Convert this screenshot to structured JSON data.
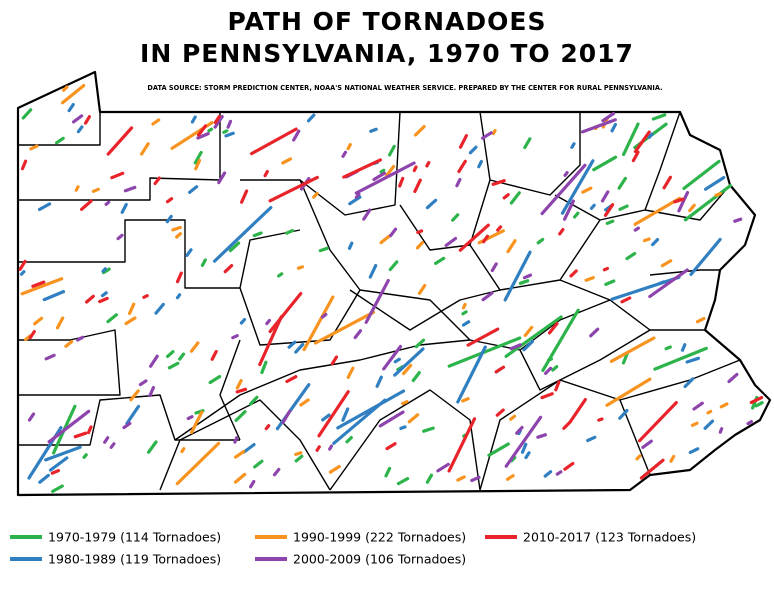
{
  "title": [
    "PATH OF TORNADOES",
    "IN PENNSYLVANIA, 1970 TO 2017"
  ],
  "source": "DATA SOURCE: STORM PREDICTION CENTER, NOAA'S NATIONAL WEATHER SERVICE. PREPARED BY THE CENTER FOR RURAL PENNSYLVANIA.",
  "legend": [
    {
      "label": "1970-1979 (114 Tornadoes)",
      "color": "#2cb34a"
    },
    {
      "label": "1980-1989 (119 Tornadoes)",
      "color": "#2f7fc1"
    },
    {
      "label": "1990-1999 (222 Tornadoes)",
      "color": "#f7931e"
    },
    {
      "label": "2000-2009 (106 Tornadoes)",
      "color": "#8e44ad"
    },
    {
      "label": "2010-2017 (123 Tornadoes)",
      "color": "#e8232a"
    }
  ]
}
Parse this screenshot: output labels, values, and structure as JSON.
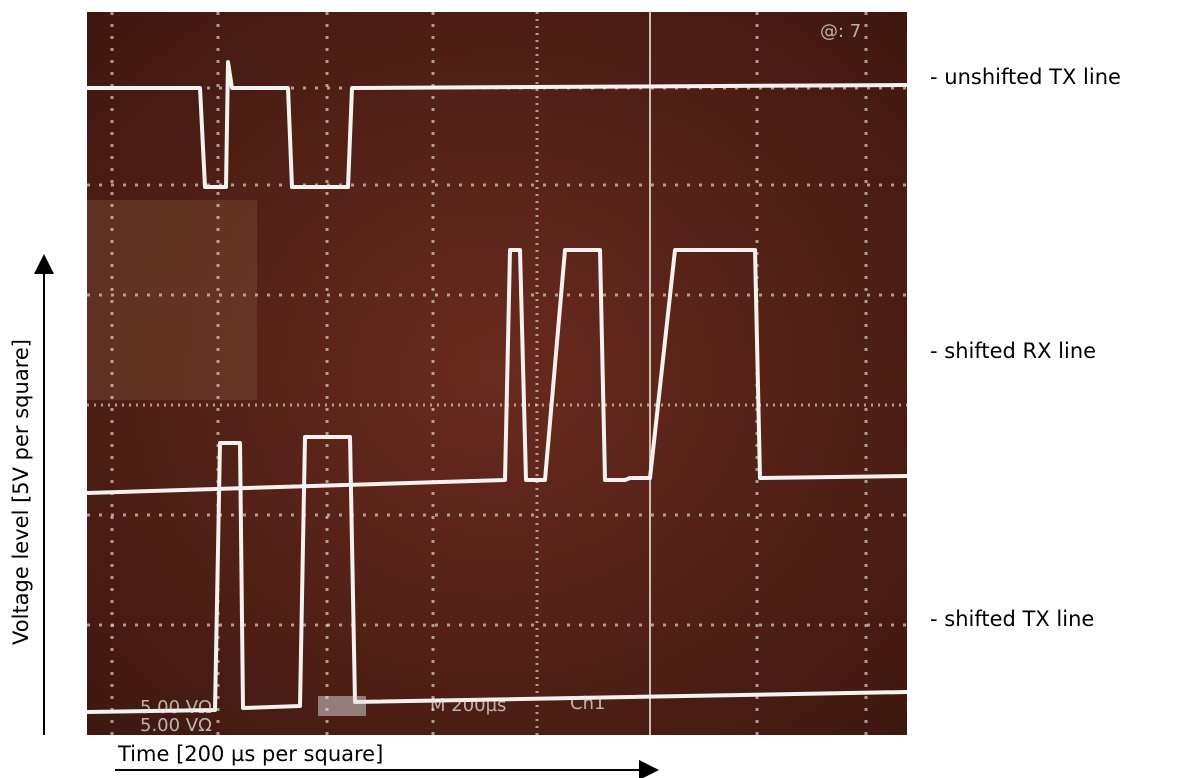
{
  "trace_labels": [
    "- unshifted TX line",
    "- shifted RX line",
    "- shifted TX line"
  ],
  "axis_labels": {
    "y": "Voltage level [5V per square]",
    "x": "Time [200 µs per square]"
  },
  "screen_text": {
    "top_right": "@: 7",
    "bottom": [
      "5.00 VΩ",
      "5.00 VΩ",
      "M 200µs",
      "Ch1"
    ]
  }
}
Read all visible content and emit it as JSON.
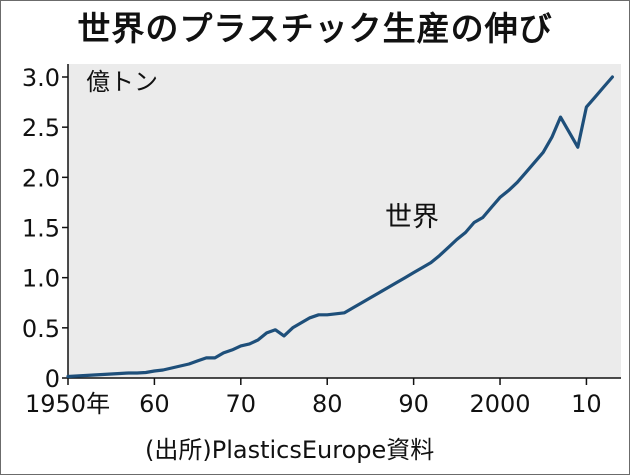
{
  "chart_data": {
    "type": "line",
    "title": "世界のプラスチック生産の伸び",
    "ylabel": "億トン",
    "series_label": "世界",
    "source": "(出所)PlasticsEurope資料",
    "ylim": [
      0,
      3.0
    ],
    "xlim": [
      1950,
      2014
    ],
    "y_ticks": [
      "0",
      "0.5",
      "1.0",
      "1.5",
      "2.0",
      "2.5",
      "3.0"
    ],
    "x_ticks": [
      {
        "value": 1950,
        "label": "1950年"
      },
      {
        "value": 1960,
        "label": "60"
      },
      {
        "value": 1970,
        "label": "70"
      },
      {
        "value": 1980,
        "label": "80"
      },
      {
        "value": 1990,
        "label": "90"
      },
      {
        "value": 2000,
        "label": "2000"
      },
      {
        "value": 2010,
        "label": "10"
      }
    ],
    "grid": false,
    "line_color": "#1e4f7a",
    "series": [
      {
        "x": [
          1950,
          1951,
          1952,
          1953,
          1954,
          1955,
          1956,
          1957,
          1958,
          1959,
          1960,
          1961,
          1962,
          1963,
          1964,
          1965,
          1966,
          1967,
          1968,
          1969,
          1970,
          1971,
          1972,
          1973,
          1974,
          1975,
          1976,
          1977,
          1978,
          1979,
          1980,
          1981,
          1982,
          1983,
          1984,
          1985,
          1986,
          1987,
          1988,
          1989,
          1990,
          1991,
          1992,
          1993,
          1994,
          1995,
          1996,
          1997,
          1998,
          1999,
          2000,
          2001,
          2002,
          2003,
          2004,
          2005,
          2006,
          2007,
          2008,
          2009,
          2010,
          2011,
          2012,
          2013
        ],
        "y": [
          0.015,
          0.02,
          0.025,
          0.03,
          0.035,
          0.04,
          0.045,
          0.05,
          0.05,
          0.055,
          0.07,
          0.08,
          0.1,
          0.12,
          0.14,
          0.17,
          0.2,
          0.2,
          0.25,
          0.28,
          0.32,
          0.34,
          0.38,
          0.45,
          0.48,
          0.42,
          0.5,
          0.55,
          0.6,
          0.63,
          0.63,
          0.64,
          0.65,
          0.7,
          0.75,
          0.8,
          0.85,
          0.9,
          0.95,
          1.0,
          1.05,
          1.1,
          1.15,
          1.22,
          1.3,
          1.38,
          1.45,
          1.55,
          1.6,
          1.7,
          1.8,
          1.87,
          1.95,
          2.05,
          2.15,
          2.25,
          2.4,
          2.6,
          2.45,
          2.3,
          2.7,
          2.8,
          2.9,
          3.0
        ]
      }
    ]
  }
}
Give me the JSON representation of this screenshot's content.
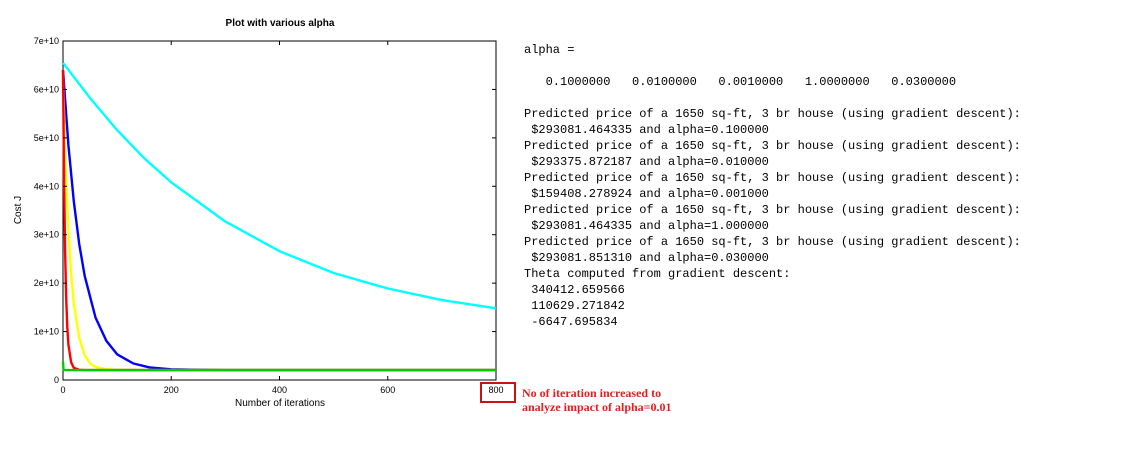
{
  "chart_data": {
    "type": "line",
    "title": "Plot with various alpha",
    "xlabel": "Number of iterations",
    "ylabel": "Cost J",
    "xlim": [
      0,
      800
    ],
    "ylim": [
      0,
      70000000000
    ],
    "x_ticks": [
      "0",
      "200",
      "400",
      "600",
      "800"
    ],
    "y_ticks": [
      "0",
      "1e+10",
      "2e+10",
      "3e+10",
      "4e+10",
      "5e+10",
      "6e+10",
      "7e+10"
    ],
    "grid": false,
    "series": [
      {
        "color": "#00ffff",
        "x": [
          0,
          50,
          100,
          150,
          200,
          300,
          400,
          500,
          600,
          700,
          800
        ],
        "y": [
          65500000000,
          58200000000,
          51600000000,
          45800000000,
          40800000000,
          32700000000,
          26600000000,
          22100000000,
          18900000000,
          16500000000,
          14800000000
        ]
      },
      {
        "color": "#0000ff",
        "x": [
          0,
          10,
          20,
          30,
          40,
          60,
          80,
          100,
          130,
          160,
          200,
          250,
          300,
          400,
          800
        ],
        "y": [
          64000000000,
          48500000000,
          36900000000,
          28100000000,
          21500000000,
          12900000000,
          8100000000,
          5300000000,
          3400000000,
          2600000000,
          2200000000,
          2100000000,
          2050000000,
          2040000000,
          2040000000
        ]
      },
      {
        "color": "#ffff00",
        "x": [
          0,
          5,
          10,
          15,
          20,
          30,
          40,
          50,
          60,
          80,
          100,
          150,
          800
        ],
        "y": [
          62000000000,
          43500000000,
          30800000000,
          22000000000,
          15900000000,
          8700000000,
          5100000000,
          3400000000,
          2700000000,
          2200000000,
          2080000000,
          2040000000,
          2040000000
        ]
      },
      {
        "color": "#ff0000",
        "x": [
          0,
          2,
          4,
          6,
          8,
          10,
          15,
          20,
          30,
          40,
          800
        ],
        "y": [
          64000000000,
          40500000000,
          25800000000,
          16800000000,
          10900000000,
          7300000000,
          3700000000,
          2500000000,
          2100000000,
          2050000000,
          2040000000
        ]
      },
      {
        "color": "#00cc00",
        "x": [
          0,
          1,
          2,
          3,
          5,
          10,
          800
        ],
        "y": [
          3800000000,
          2100000000,
          2040000000,
          2040000000,
          2040000000,
          2040000000,
          2040000000
        ]
      }
    ]
  },
  "console": {
    "lines": [
      "alpha =",
      "",
      "   0.1000000   0.0100000   0.0010000   1.0000000   0.0300000",
      "",
      "Predicted price of a 1650 sq-ft, 3 br house (using gradient descent):",
      " $293081.464335 and alpha=0.100000",
      "Predicted price of a 1650 sq-ft, 3 br house (using gradient descent):",
      " $293375.872187 and alpha=0.010000",
      "Predicted price of a 1650 sq-ft, 3 br house (using gradient descent):",
      " $159408.278924 and alpha=0.001000",
      "Predicted price of a 1650 sq-ft, 3 br house (using gradient descent):",
      " $293081.464335 and alpha=1.000000",
      "Predicted price of a 1650 sq-ft, 3 br house (using gradient descent):",
      " $293081.851310 and alpha=0.030000",
      "Theta computed from gradient descent:",
      " 340412.659566",
      " 110629.271842",
      " -6647.695834"
    ]
  },
  "annotation": {
    "line1": "No of iteration increased to",
    "line2": "analyze impact of alpha=0.01",
    "color": "#e02020"
  }
}
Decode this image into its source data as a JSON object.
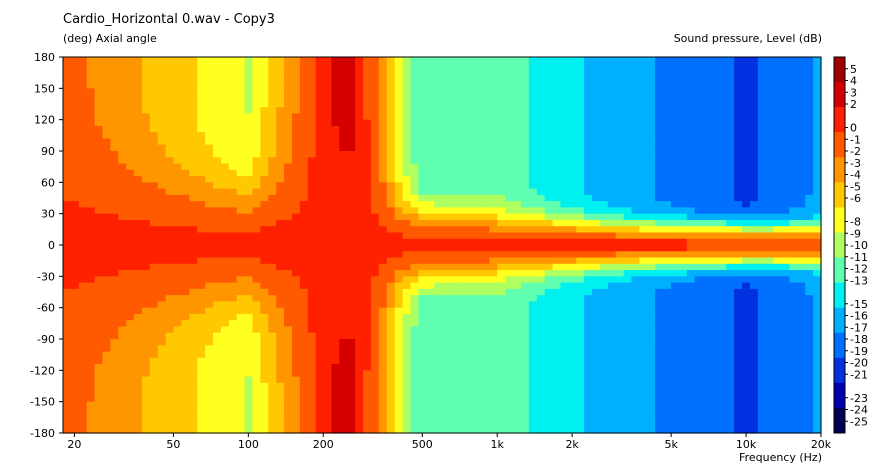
{
  "chart_data": {
    "type": "heatmap",
    "title": "Cardio_Horizontal 0.wav - Copy3",
    "ylabel": "(deg)  Axial angle",
    "xlabel": "Frequency  (Hz)",
    "colorbar_label": "Sound pressure, Level  (dB)",
    "x_scale": "log",
    "xlim": [
      18,
      20000
    ],
    "ylim": [
      -180,
      180
    ],
    "x_ticks": [
      {
        "value": 20,
        "label": "20"
      },
      {
        "value": 50,
        "label": "50"
      },
      {
        "value": 100,
        "label": "100"
      },
      {
        "value": 200,
        "label": "200"
      },
      {
        "value": 500,
        "label": "500"
      },
      {
        "value": 1000,
        "label": "1k"
      },
      {
        "value": 2000,
        "label": "2k"
      },
      {
        "value": 5000,
        "label": "5k"
      },
      {
        "value": 10000,
        "label": "10k"
      },
      {
        "value": 20000,
        "label": "20k"
      }
    ],
    "y_ticks": [
      "180",
      "150",
      "120",
      "90",
      "60",
      "30",
      "0",
      "-30",
      "-60",
      "-90",
      "-120",
      "-150",
      "-180"
    ],
    "colorbar_ticks": [
      "5",
      "4",
      "3",
      "2",
      "0",
      "-1",
      "-2",
      "-3",
      "-4",
      "-5",
      "-6",
      "-8",
      "-9",
      "-10",
      "-11",
      "-12",
      "-13",
      "-15",
      "-16",
      "-17",
      "-18",
      "-19",
      "-20",
      "-21",
      "-23",
      "-24",
      "-25"
    ],
    "colorbar_colors": [
      "#a00000",
      "#d40000",
      "#ff2000",
      "#ff5a00",
      "#ff9600",
      "#ffc800",
      "#ffff20",
      "#b0ff60",
      "#60ffb0",
      "#00f0f0",
      "#00b0ff",
      "#0070ff",
      "#0030e0",
      "#0000b0",
      "#000050"
    ],
    "colorbar_range": [
      -26,
      6
    ],
    "on_axis_level_db": 0,
    "main_lobe_width_deg": [
      {
        "freq": 20,
        "width": 150
      },
      {
        "freq": 50,
        "width": 110
      },
      {
        "freq": 100,
        "width": 90
      },
      {
        "freq": 250,
        "width": 180
      },
      {
        "freq": 400,
        "width": 65
      },
      {
        "freq": 1000,
        "width": 50
      },
      {
        "freq": 3000,
        "width": 36
      },
      {
        "freq": 10000,
        "width": 32
      },
      {
        "freq": 20000,
        "width": 30
      }
    ],
    "off_axis_floor_db": [
      {
        "freq": 20,
        "level": -2
      },
      {
        "freq": 50,
        "level": -6
      },
      {
        "freq": 100,
        "level": -9
      },
      {
        "freq": 250,
        "level": 4
      },
      {
        "freq": 500,
        "level": -13
      },
      {
        "freq": 1000,
        "level": -12
      },
      {
        "freq": 2000,
        "level": -15
      },
      {
        "freq": 5000,
        "level": -18
      },
      {
        "freq": 10000,
        "level": -20
      },
      {
        "freq": 20000,
        "level": -17
      }
    ],
    "grid": false
  }
}
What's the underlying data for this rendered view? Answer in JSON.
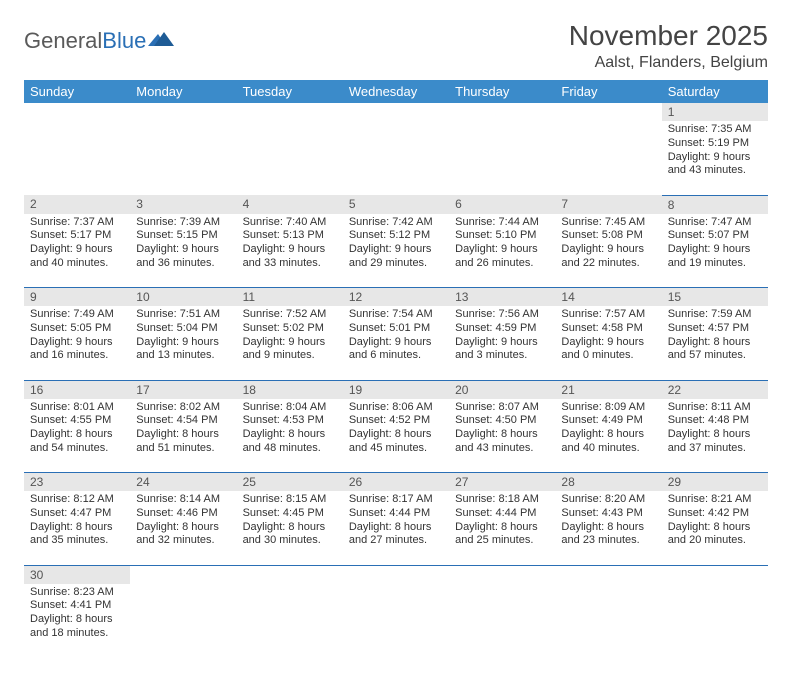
{
  "logo": {
    "text1": "General",
    "text2": "Blue"
  },
  "title": "November 2025",
  "location": "Aalst, Flanders, Belgium",
  "colors": {
    "header_bg": "#3b8bca",
    "header_text": "#ffffff",
    "daynum_bg": "#e7e7e7",
    "divider": "#2a6fb5",
    "text": "#333333",
    "logo_gray": "#5a5a5a",
    "logo_blue": "#2a6fb5"
  },
  "weekdays": [
    "Sunday",
    "Monday",
    "Tuesday",
    "Wednesday",
    "Thursday",
    "Friday",
    "Saturday"
  ],
  "weeks": [
    [
      null,
      null,
      null,
      null,
      null,
      null,
      {
        "n": "1",
        "sr": "Sunrise: 7:35 AM",
        "ss": "Sunset: 5:19 PM",
        "d1": "Daylight: 9 hours",
        "d2": "and 43 minutes."
      }
    ],
    [
      {
        "n": "2",
        "sr": "Sunrise: 7:37 AM",
        "ss": "Sunset: 5:17 PM",
        "d1": "Daylight: 9 hours",
        "d2": "and 40 minutes."
      },
      {
        "n": "3",
        "sr": "Sunrise: 7:39 AM",
        "ss": "Sunset: 5:15 PM",
        "d1": "Daylight: 9 hours",
        "d2": "and 36 minutes."
      },
      {
        "n": "4",
        "sr": "Sunrise: 7:40 AM",
        "ss": "Sunset: 5:13 PM",
        "d1": "Daylight: 9 hours",
        "d2": "and 33 minutes."
      },
      {
        "n": "5",
        "sr": "Sunrise: 7:42 AM",
        "ss": "Sunset: 5:12 PM",
        "d1": "Daylight: 9 hours",
        "d2": "and 29 minutes."
      },
      {
        "n": "6",
        "sr": "Sunrise: 7:44 AM",
        "ss": "Sunset: 5:10 PM",
        "d1": "Daylight: 9 hours",
        "d2": "and 26 minutes."
      },
      {
        "n": "7",
        "sr": "Sunrise: 7:45 AM",
        "ss": "Sunset: 5:08 PM",
        "d1": "Daylight: 9 hours",
        "d2": "and 22 minutes."
      },
      {
        "n": "8",
        "sr": "Sunrise: 7:47 AM",
        "ss": "Sunset: 5:07 PM",
        "d1": "Daylight: 9 hours",
        "d2": "and 19 minutes."
      }
    ],
    [
      {
        "n": "9",
        "sr": "Sunrise: 7:49 AM",
        "ss": "Sunset: 5:05 PM",
        "d1": "Daylight: 9 hours",
        "d2": "and 16 minutes."
      },
      {
        "n": "10",
        "sr": "Sunrise: 7:51 AM",
        "ss": "Sunset: 5:04 PM",
        "d1": "Daylight: 9 hours",
        "d2": "and 13 minutes."
      },
      {
        "n": "11",
        "sr": "Sunrise: 7:52 AM",
        "ss": "Sunset: 5:02 PM",
        "d1": "Daylight: 9 hours",
        "d2": "and 9 minutes."
      },
      {
        "n": "12",
        "sr": "Sunrise: 7:54 AM",
        "ss": "Sunset: 5:01 PM",
        "d1": "Daylight: 9 hours",
        "d2": "and 6 minutes."
      },
      {
        "n": "13",
        "sr": "Sunrise: 7:56 AM",
        "ss": "Sunset: 4:59 PM",
        "d1": "Daylight: 9 hours",
        "d2": "and 3 minutes."
      },
      {
        "n": "14",
        "sr": "Sunrise: 7:57 AM",
        "ss": "Sunset: 4:58 PM",
        "d1": "Daylight: 9 hours",
        "d2": "and 0 minutes."
      },
      {
        "n": "15",
        "sr": "Sunrise: 7:59 AM",
        "ss": "Sunset: 4:57 PM",
        "d1": "Daylight: 8 hours",
        "d2": "and 57 minutes."
      }
    ],
    [
      {
        "n": "16",
        "sr": "Sunrise: 8:01 AM",
        "ss": "Sunset: 4:55 PM",
        "d1": "Daylight: 8 hours",
        "d2": "and 54 minutes."
      },
      {
        "n": "17",
        "sr": "Sunrise: 8:02 AM",
        "ss": "Sunset: 4:54 PM",
        "d1": "Daylight: 8 hours",
        "d2": "and 51 minutes."
      },
      {
        "n": "18",
        "sr": "Sunrise: 8:04 AM",
        "ss": "Sunset: 4:53 PM",
        "d1": "Daylight: 8 hours",
        "d2": "and 48 minutes."
      },
      {
        "n": "19",
        "sr": "Sunrise: 8:06 AM",
        "ss": "Sunset: 4:52 PM",
        "d1": "Daylight: 8 hours",
        "d2": "and 45 minutes."
      },
      {
        "n": "20",
        "sr": "Sunrise: 8:07 AM",
        "ss": "Sunset: 4:50 PM",
        "d1": "Daylight: 8 hours",
        "d2": "and 43 minutes."
      },
      {
        "n": "21",
        "sr": "Sunrise: 8:09 AM",
        "ss": "Sunset: 4:49 PM",
        "d1": "Daylight: 8 hours",
        "d2": "and 40 minutes."
      },
      {
        "n": "22",
        "sr": "Sunrise: 8:11 AM",
        "ss": "Sunset: 4:48 PM",
        "d1": "Daylight: 8 hours",
        "d2": "and 37 minutes."
      }
    ],
    [
      {
        "n": "23",
        "sr": "Sunrise: 8:12 AM",
        "ss": "Sunset: 4:47 PM",
        "d1": "Daylight: 8 hours",
        "d2": "and 35 minutes."
      },
      {
        "n": "24",
        "sr": "Sunrise: 8:14 AM",
        "ss": "Sunset: 4:46 PM",
        "d1": "Daylight: 8 hours",
        "d2": "and 32 minutes."
      },
      {
        "n": "25",
        "sr": "Sunrise: 8:15 AM",
        "ss": "Sunset: 4:45 PM",
        "d1": "Daylight: 8 hours",
        "d2": "and 30 minutes."
      },
      {
        "n": "26",
        "sr": "Sunrise: 8:17 AM",
        "ss": "Sunset: 4:44 PM",
        "d1": "Daylight: 8 hours",
        "d2": "and 27 minutes."
      },
      {
        "n": "27",
        "sr": "Sunrise: 8:18 AM",
        "ss": "Sunset: 4:44 PM",
        "d1": "Daylight: 8 hours",
        "d2": "and 25 minutes."
      },
      {
        "n": "28",
        "sr": "Sunrise: 8:20 AM",
        "ss": "Sunset: 4:43 PM",
        "d1": "Daylight: 8 hours",
        "d2": "and 23 minutes."
      },
      {
        "n": "29",
        "sr": "Sunrise: 8:21 AM",
        "ss": "Sunset: 4:42 PM",
        "d1": "Daylight: 8 hours",
        "d2": "and 20 minutes."
      }
    ],
    [
      {
        "n": "30",
        "sr": "Sunrise: 8:23 AM",
        "ss": "Sunset: 4:41 PM",
        "d1": "Daylight: 8 hours",
        "d2": "and 18 minutes."
      },
      null,
      null,
      null,
      null,
      null,
      null
    ]
  ]
}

________________________________________

** What the task requires **
From the listing above, copy out each line where the word "PENNSYLVANIA" appears.

** Correct answer **
    "IN PENNSYLVANIA, 1970 TO 2017"
  "source": "DATA SOURCE: STORM PREDICTION CENTER, NOAA'S NATIONAL WEATHER SERVICE. PREPARED BY THE CENTER FOR RURAL PENNSYLVANIA.",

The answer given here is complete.